GIVEN REQUEST:
Give every entry again, unchanged, and leave its images out.

SUPPLIED RECORDS:
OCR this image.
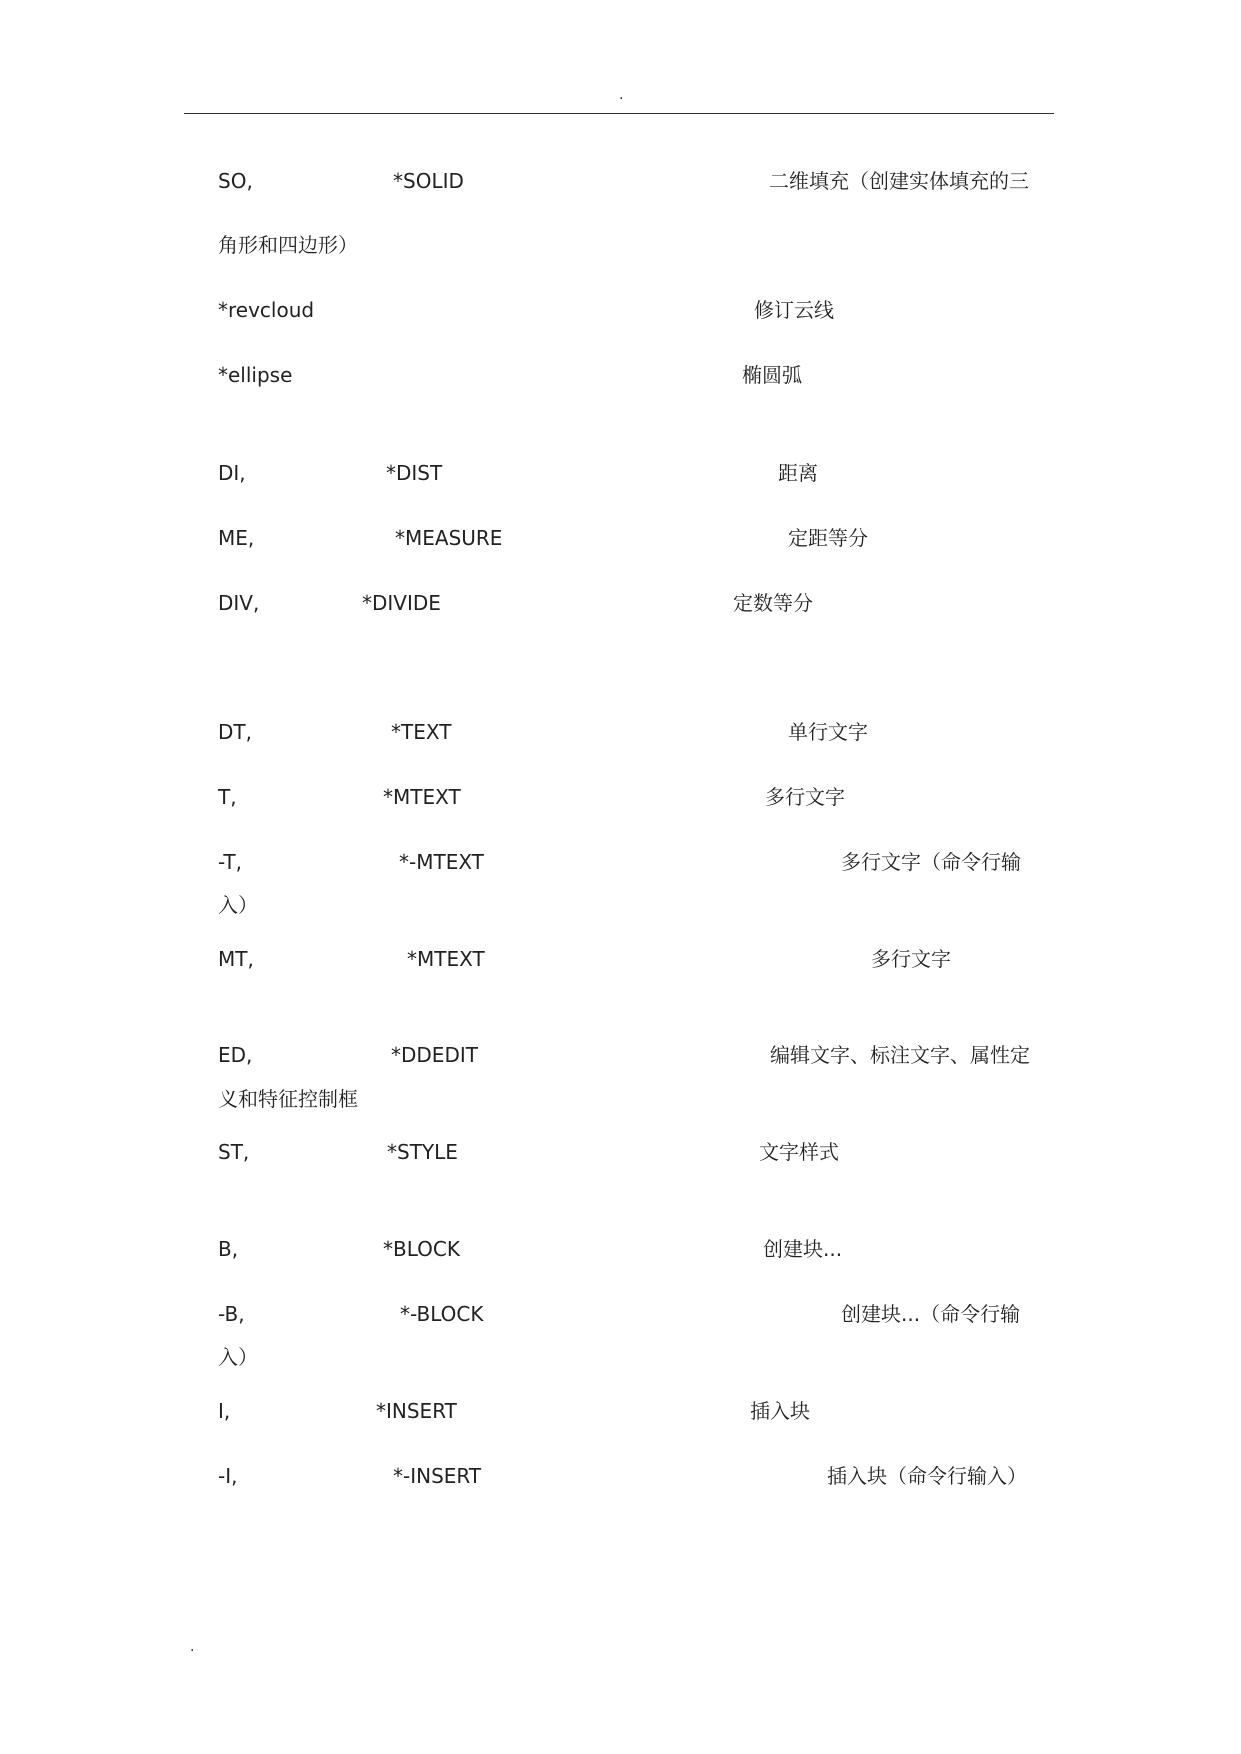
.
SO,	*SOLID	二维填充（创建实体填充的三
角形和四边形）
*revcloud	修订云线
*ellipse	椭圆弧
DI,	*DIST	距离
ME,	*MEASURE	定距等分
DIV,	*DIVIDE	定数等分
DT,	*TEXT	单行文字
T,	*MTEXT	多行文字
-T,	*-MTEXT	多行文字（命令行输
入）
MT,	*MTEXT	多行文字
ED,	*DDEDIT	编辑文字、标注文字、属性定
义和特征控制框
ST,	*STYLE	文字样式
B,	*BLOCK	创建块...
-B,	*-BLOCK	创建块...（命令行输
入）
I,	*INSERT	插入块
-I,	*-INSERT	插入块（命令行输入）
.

EXERCISE ANSWER:
OCR this image.
.
SO,	*SOLID	二维填充（创建实体填充的三
角形和四边形）
*revcloud	修订云线
*ellipse	椭圆弧
DI,	*DIST	距离
ME,	*MEASURE	定距等分
DIV,	*DIVIDE	定数等分
DT,	*TEXT	单行文字
T,	*MTEXT	多行文字
-T,	*-MTEXT	多行文字（命令行输
入）
MT,	*MTEXT	多行文字
ED,	*DDEDIT	编辑文字、标注文字、属性定
义和特征控制框
ST,	*STYLE	文字样式
B,	*BLOCK	创建块...
-B,	*-BLOCK	创建块...（命令行输
入）
I,	*INSERT	插入块
-I,	*-INSERT	插入块（命令行输入）
.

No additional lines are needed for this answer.